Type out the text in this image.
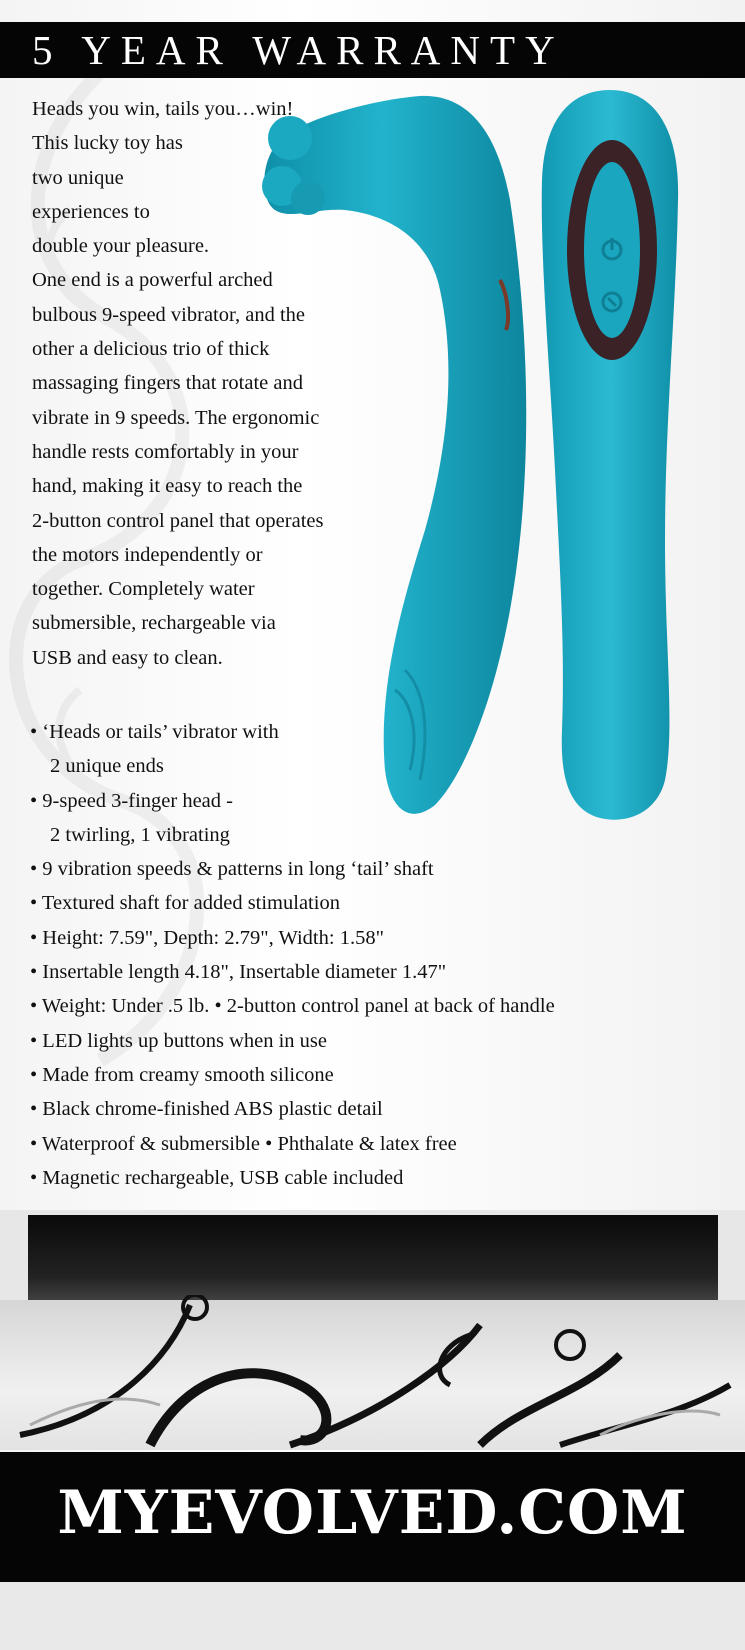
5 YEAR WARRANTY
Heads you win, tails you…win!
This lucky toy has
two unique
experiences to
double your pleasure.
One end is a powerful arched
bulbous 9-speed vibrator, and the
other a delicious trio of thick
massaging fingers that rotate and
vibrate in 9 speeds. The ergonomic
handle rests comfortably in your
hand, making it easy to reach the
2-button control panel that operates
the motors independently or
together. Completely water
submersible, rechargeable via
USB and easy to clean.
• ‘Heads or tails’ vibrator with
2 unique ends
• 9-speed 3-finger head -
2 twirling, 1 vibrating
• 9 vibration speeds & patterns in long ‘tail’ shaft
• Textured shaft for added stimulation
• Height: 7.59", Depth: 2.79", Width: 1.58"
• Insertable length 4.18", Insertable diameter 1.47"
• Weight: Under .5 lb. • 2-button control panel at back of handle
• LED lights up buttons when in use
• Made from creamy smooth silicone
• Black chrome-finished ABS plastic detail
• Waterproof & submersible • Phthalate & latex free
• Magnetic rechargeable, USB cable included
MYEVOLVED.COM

·····

Set exercise: Which lines contain the word "your"? Copy each of them.

Full response:
double your pleasure.
handle rests comfortably in your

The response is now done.